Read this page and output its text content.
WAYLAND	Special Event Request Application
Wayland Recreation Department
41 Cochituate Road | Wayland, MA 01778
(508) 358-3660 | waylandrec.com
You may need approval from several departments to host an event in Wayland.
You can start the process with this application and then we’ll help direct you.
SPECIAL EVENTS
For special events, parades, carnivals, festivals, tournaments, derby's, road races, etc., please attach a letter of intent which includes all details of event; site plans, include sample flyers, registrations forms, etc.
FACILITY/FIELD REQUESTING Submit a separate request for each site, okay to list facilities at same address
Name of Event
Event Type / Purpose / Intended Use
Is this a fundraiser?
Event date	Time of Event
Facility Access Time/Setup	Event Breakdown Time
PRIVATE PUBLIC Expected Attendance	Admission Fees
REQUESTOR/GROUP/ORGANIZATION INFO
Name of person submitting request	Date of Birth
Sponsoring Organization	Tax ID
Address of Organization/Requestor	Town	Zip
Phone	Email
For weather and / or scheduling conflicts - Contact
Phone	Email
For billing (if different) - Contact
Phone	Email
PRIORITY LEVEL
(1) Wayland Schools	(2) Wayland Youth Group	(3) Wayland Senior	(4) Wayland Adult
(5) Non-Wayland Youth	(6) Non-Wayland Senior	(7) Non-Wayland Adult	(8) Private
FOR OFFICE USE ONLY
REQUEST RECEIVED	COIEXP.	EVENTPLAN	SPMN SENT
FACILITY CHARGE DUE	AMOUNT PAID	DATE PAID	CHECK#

* _Objective_
Find all lines with "Adult" in them and copy each one.

* _Solution to the problem_
(1) Wayland Schools	(2) Wayland Youth Group	(3) Wayland Senior	(4) Wayland Adult
(5) Non-Wayland Youth	(6) Non-Wayland Senior	(7) Non-Wayland Adult	(8) Private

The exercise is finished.